▶ **REQUIRED WORK**: Below are some records. Say in a single number how many of their lines include the word "JSON".

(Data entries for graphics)
-- START --

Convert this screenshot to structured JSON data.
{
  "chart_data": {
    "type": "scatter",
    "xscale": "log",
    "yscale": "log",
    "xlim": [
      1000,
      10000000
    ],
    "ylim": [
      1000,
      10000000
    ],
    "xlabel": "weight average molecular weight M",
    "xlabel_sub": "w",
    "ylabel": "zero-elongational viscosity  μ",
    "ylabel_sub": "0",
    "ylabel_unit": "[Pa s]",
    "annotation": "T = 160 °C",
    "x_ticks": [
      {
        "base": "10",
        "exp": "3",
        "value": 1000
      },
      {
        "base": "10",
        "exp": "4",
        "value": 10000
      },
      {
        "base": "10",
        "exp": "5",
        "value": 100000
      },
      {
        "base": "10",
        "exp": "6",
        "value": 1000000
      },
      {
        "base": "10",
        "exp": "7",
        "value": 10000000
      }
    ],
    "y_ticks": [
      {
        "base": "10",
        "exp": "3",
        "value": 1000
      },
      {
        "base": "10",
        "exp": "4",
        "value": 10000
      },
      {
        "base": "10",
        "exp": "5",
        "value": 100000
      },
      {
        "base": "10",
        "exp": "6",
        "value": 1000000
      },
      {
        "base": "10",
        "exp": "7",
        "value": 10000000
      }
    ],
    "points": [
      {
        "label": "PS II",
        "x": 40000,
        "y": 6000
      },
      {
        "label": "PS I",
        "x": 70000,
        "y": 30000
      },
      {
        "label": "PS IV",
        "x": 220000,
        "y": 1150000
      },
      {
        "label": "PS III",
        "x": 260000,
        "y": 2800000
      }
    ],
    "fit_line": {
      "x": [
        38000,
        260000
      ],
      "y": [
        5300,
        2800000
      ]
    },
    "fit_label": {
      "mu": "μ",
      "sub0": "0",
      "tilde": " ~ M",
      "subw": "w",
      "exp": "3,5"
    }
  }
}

-- END --
-- START --

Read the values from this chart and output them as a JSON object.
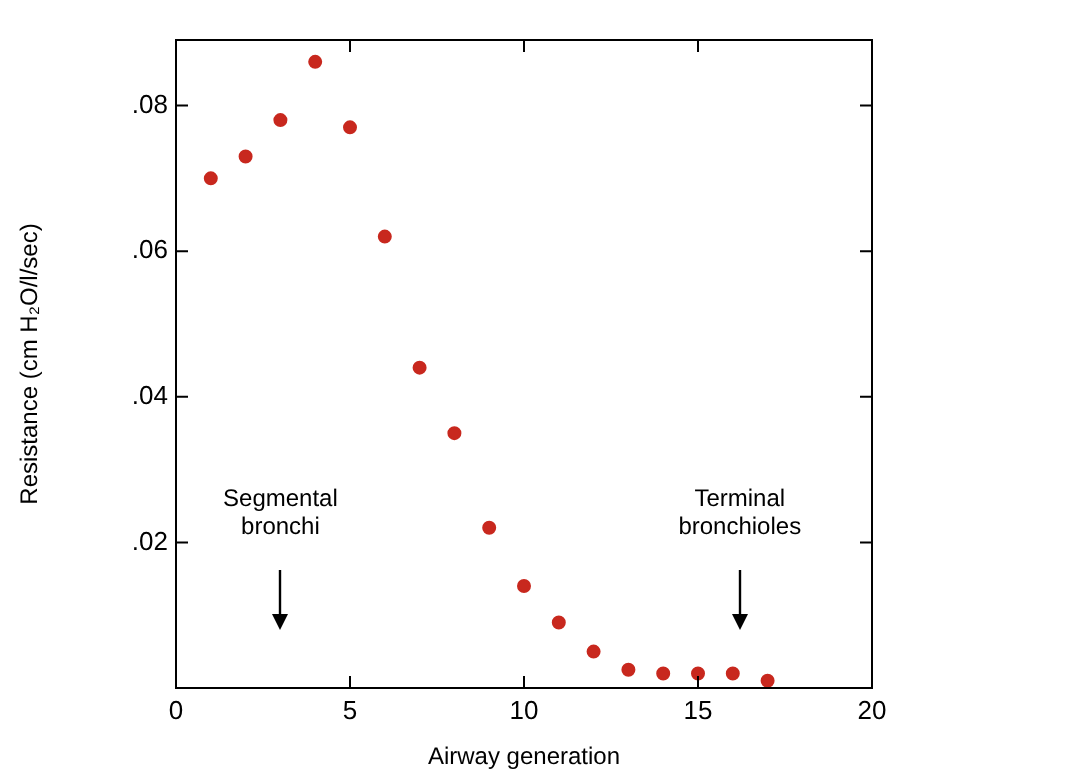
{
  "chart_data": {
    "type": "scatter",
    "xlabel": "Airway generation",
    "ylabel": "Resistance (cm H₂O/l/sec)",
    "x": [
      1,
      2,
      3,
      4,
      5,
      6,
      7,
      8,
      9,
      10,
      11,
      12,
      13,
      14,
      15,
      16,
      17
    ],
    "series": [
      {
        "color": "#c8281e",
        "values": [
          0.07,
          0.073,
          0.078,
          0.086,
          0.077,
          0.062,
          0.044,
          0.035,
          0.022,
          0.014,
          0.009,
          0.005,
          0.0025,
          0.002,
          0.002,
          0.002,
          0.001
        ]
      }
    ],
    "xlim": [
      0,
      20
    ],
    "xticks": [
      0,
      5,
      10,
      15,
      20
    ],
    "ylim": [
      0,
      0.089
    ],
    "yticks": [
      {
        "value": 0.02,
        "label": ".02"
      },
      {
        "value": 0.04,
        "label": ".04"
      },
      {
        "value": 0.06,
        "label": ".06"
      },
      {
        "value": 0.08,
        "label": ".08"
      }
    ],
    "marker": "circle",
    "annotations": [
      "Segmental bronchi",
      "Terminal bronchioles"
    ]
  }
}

-- END --

▶ **WRITTEN RESPONSE**: 2